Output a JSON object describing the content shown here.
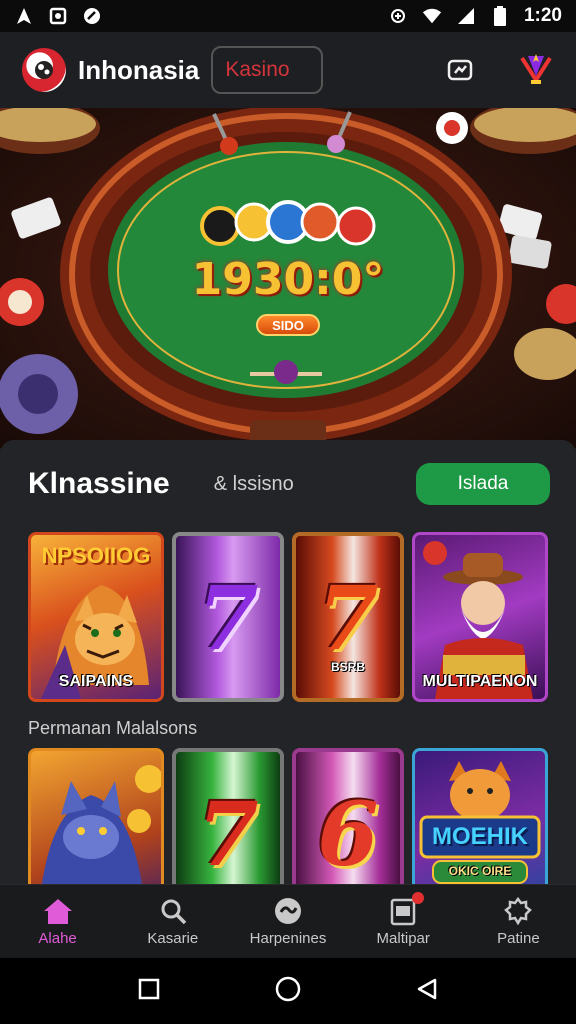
{
  "status_bar": {
    "time": "1:20"
  },
  "header": {
    "app_title": "Inhonasia",
    "category_label": "Kasino"
  },
  "hero": {
    "jackpot": "1930:0°",
    "button_label": "SIDO"
  },
  "section": {
    "title": "Klnassine",
    "subtitle": "& lssisno",
    "action_label": "Islada"
  },
  "row1_tiles": [
    {
      "top_label": "NPSOIIOG",
      "bottom_label": "SAIPAINS",
      "symbol": ""
    },
    {
      "top_label": "",
      "bottom_label": "",
      "symbol": "7"
    },
    {
      "top_label": "",
      "bottom_label": "BSRB",
      "symbol": "7"
    },
    {
      "top_label": "",
      "bottom_label": "MULTIPAENON",
      "symbol": ""
    }
  ],
  "sub_heading": "Permanan Malalsons",
  "row2_tiles": [
    {
      "top_label": "",
      "bottom_label": "",
      "symbol": ""
    },
    {
      "top_label": "",
      "bottom_label": "",
      "symbol": "7"
    },
    {
      "top_label": "",
      "bottom_label": "",
      "symbol": "6"
    },
    {
      "top_label": "MOEHIK",
      "bottom_label": "OKIC OIRE",
      "symbol": ""
    }
  ],
  "bottom_nav": [
    {
      "label": "Alahe",
      "icon": "home-icon"
    },
    {
      "label": "Kasarie",
      "icon": "search-icon"
    },
    {
      "label": "Harpenines",
      "icon": "chip-icon"
    },
    {
      "label": "Maltipar",
      "icon": "clipboard-icon"
    },
    {
      "label": "Patine",
      "icon": "settings-icon"
    }
  ],
  "colors": {
    "accent_active": "#e05bd8",
    "green_button": "#1e9a46",
    "kasino_text": "#d4343a",
    "felt": "#1f7a32"
  }
}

[SET EXERCISE]: Check each line of the entries for the string "icon". Copy the lines that have it.

[RESULT BELOW]:
      "icon": "home-icon"
      "icon": "search-icon"
      "icon": "chip-icon"
      "icon": "clipboard-icon"
      "icon": "settings-icon"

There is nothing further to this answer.